[Start Data supplied]

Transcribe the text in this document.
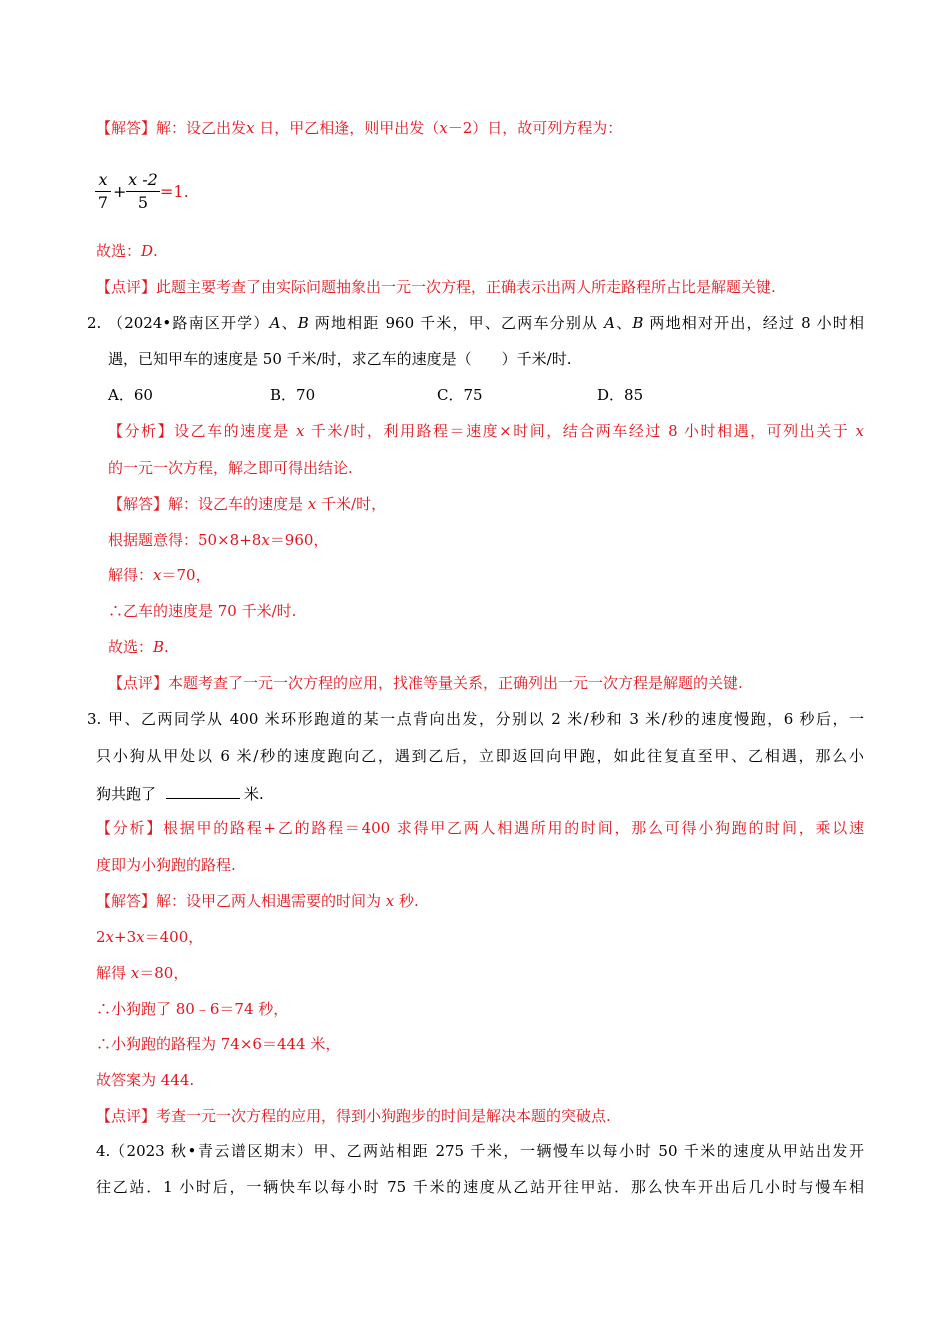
【解答】解：设乙出发x 日，甲乙相逢，则甲出发（x－2）日，故可列方程为：
x
7
+
x -2
5
=1.
故选：D.
【点评】此题主要考查了由实际问题抽象出一元一次方程，正确表示出两人所走路程所占比是解题关键.
2. （2024•路南区开学）A、B 两地相距 960 千米，甲、乙两车分别从 A、B 两地相对开出，经过 8 小时相
遇，已知甲车的速度是 50 千米/时，求乙车的速度是（　　）千米/时.
A．60	B．70	C．75	D．85
【分析】设乙车的速度是 x 千米/时，利用路程＝速度×时间，结合两车经过 8 小时相遇，可列出关于 x
的一元一次方程，解之即可得出结论.
【解答】解：设乙车的速度是 x 千米/时，
根据题意得：50×8+8x＝960，
解得：x＝70，
∴乙车的速度是 70 千米/时.
故选：B.
【点评】本题考查了一元一次方程的应用，找准等量关系，正确列出一元一次方程是解题的关键.
3. 甲、乙两同学从 400 米环形跑道的某一点背向出发，分别以 2 米/秒和 3 米/秒的速度慢跑，6 秒后，一
只小狗从甲处以 6 米/秒的速度跑向乙，遇到乙后，立即返回向甲跑，如此往复直至甲、乙相遇，那么小
狗共跑了	米.
【分析】根据甲的路程+乙的路程＝400 求得甲乙两人相遇所用的时间，那么可得小狗跑的时间，乘以速
度即为小狗跑的路程.
【解答】解：设甲乙两人相遇需要的时间为 x 秒.
2x+3x＝400，
解得 x＝80，
∴小狗跑了 80﹣6＝74 秒，
∴小狗跑的路程为 74×6＝444 米，
故答案为 444.
【点评】考查一元一次方程的应用，得到小狗跑步的时间是解决本题的突破点.
4. （2023 秋•青云谱区期末）甲、乙两站相距 275 千米，一辆慢车以每小时 50 千米的速度从甲站出发开
往乙站．1 小时后，一辆快车以每小时 75 千米的速度从乙站开往甲站．那么快车开出后几小时与慢车相
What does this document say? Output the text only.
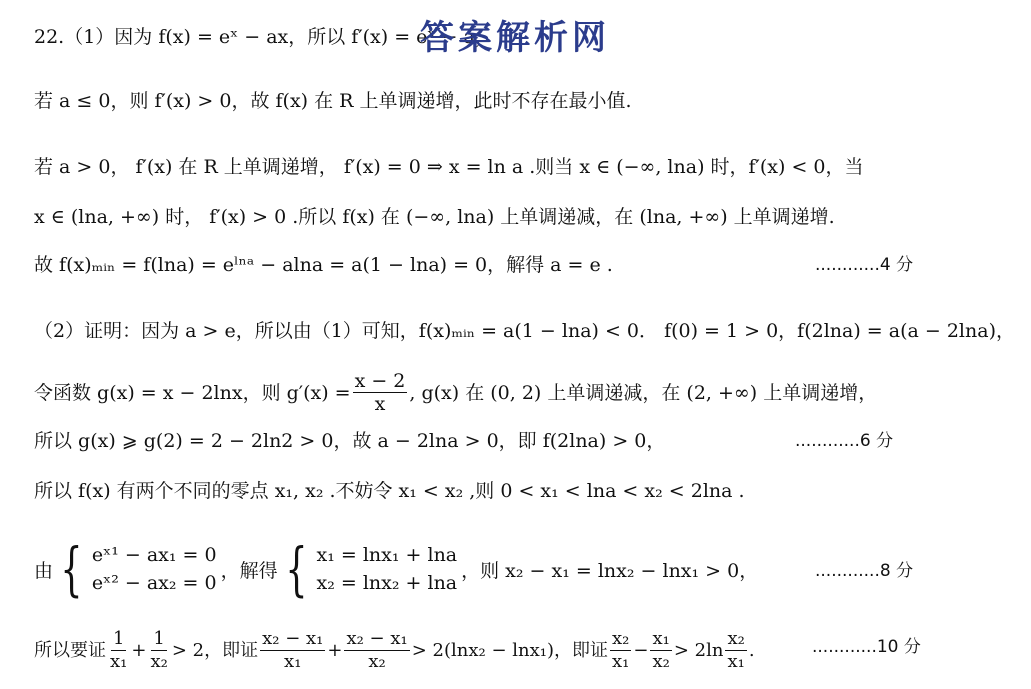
22.（1）因为 f(x) = eˣ − ax，所以 f′(x) = eˣ − a，
答案解析网
若 a ≤ 0，则 f′(x) > 0，故 f(x) 在 R 上单调递增，此时不存在最小值.
若 a > 0， f′(x) 在 R 上单调递增， f′(x) = 0 ⇒ x = ln a .则当 x ∈ (−∞, lna) 时，f′(x) < 0，当
x ∈ (lna, +∞) 时， f′(x) > 0 .所以 f(x) 在 (−∞, lna) 上单调递减，在 (lna, +∞) 上单调递增.
故 f(x)ₘᵢₙ = f(lna) = eˡⁿᵃ − alna = a(1 − lna) = 0，解得 a = e .	............4 分
（2）证明：因为 a > e，所以由（1）可知，f(x)ₘᵢₙ = a(1 − lna) < 0． f(0) = 1 > 0，f(2lna) = a(a − 2lna)，
令函数 g(x) = x − 2lnx，则 $g'(x) = \frac{x - 2}{x}$ , g(x) 在 (0, 2) 上单调递减，在 (2, +∞) 上单调递增，
所以 g(x) ⩾ g(2) = 2 − 2ln2 > 0，故 a − 2lna > 0，即 f(2lna) > 0，	............6 分
所以 f(x) 有两个不同的零点 x₁, x₂ .不妨令 x₁ < x₂ ,则 0 < x₁ < lna < x₂ < 2lna .
由 { eˣ¹ − ax₁ = 0
eˣ² − ax₂ = 0
，解得 { x₁ = lnx₁ + lna
x₂ = lnx₂ + lna
，则 x₂ − x₁ = lnx₂ − lnx₁ > 0，	............8 分
所以要证 $\frac{1}{\text{x₁}} + \frac{1}{\text{x₂}} > 2$，即证 $\frac{\text{x₂ − x₁}}{\text{x₁}} + \frac{\text{x₂ − x₁}}{\text{x₂}} > 2(\ln x_2 - \ln x_1)$，即证 $\frac{\text{x₂}}{\text{x₁}} - \frac{\text{x₁}}{\text{x₂}} > 2\ln \frac{\text{x₂}}{\text{x₁}}$ .	............10 分
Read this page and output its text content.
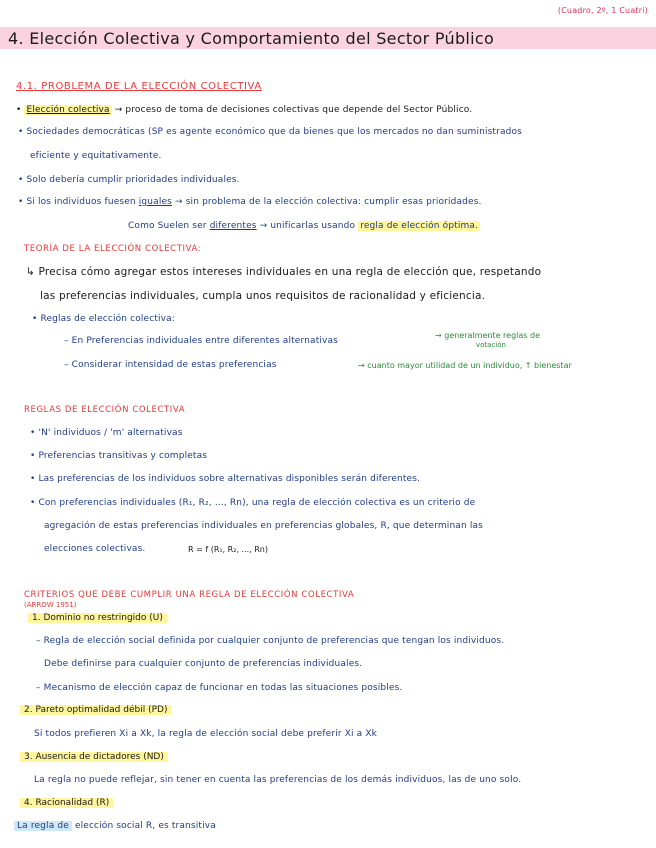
(Cuadro, 2º, 1 Cuatri)
4. Elección Colectiva y Comportamiento del Sector Público
4.1. PROBLEMA DE LA ELECCIÓN COLECTIVA
• Elección colectiva → proceso de toma de decisiones colectivas que depende del Sector Público.
• Sociedades democráticas (SP es agente económico que da bienes que los mercados no dan suministrados
eficiente y equitativamente.
• Solo debería cumplir prioridades individuales.
• Si los individuos fuesen iguales → sin problema de la elección colectiva: cumplir esas prioridades.
Como Suelen ser diferentes → unificarlas usando regla de elección óptima.
TEORÍA DE LA ELECCIÓN COLECTIVA:
↳ Precisa cómo agregar estos intereses individuales en una regla de elección que, respetando
las preferencias individuales, cumpla unos requisitos de racionalidad y eficiencia.
• Reglas de elección colectiva:
– En Preferencias individuales entre diferentes alternativas
→ generalmente reglas de
votación
– Considerar intensidad de estas preferencias	→ cuanto mayor utilidad de un individuo, ↑ bienestar
REGLAS DE ELECCIÓN COLECTIVA
• 'N' individuos / 'm' alternativas
• Preferencias transitivas y completas
• Las preferencias de los individuos sobre alternativas disponibles serán diferentes.
• Con preferencias individuales (R₁, R₂, ..., Rn), una regla de elección colectiva es un criterio de
agregación de estas preferencias individuales en preferencias globales, R, que determinan las
elecciones colectivas.	R = f (R₁, R₂, ..., Rn)
CRITERIOS QUE DEBE CUMPLIR UNA REGLA DE ELECCIÓN COLECTIVA
(ARROW 1951)
1. Dominio no restringido (U)
– Regla de elección social definida por cualquier conjunto de preferencias que tengan los individuos.
Debe definirse para cualquier conjunto de preferencias individuales.
– Mecanismo de elección capaz de funcionar en todas las situaciones posibles.
2. Pareto optimalidad débil (PD)
Si todos prefieren Xi a Xk, la regla de elección social debe preferir Xi a Xk
3. Ausencia de dictadores (ND)
La regla no puede reflejar, sin tener en cuenta las preferencias de los demás individuos, las de uno solo.
4. Racionalidad (R)
La regla de elección social R, es transitiva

[End Data supplied]

**Do this**
Search the entries for the string "social" and collect each line that has it.

**Full output**
– Regla de elección social definida por cualquier conjunto de preferencias que tengan los individuos.
Si todos prefieren Xi a Xk, la regla de elección social debe preferir Xi a Xk
La regla de elección social R, es transitiva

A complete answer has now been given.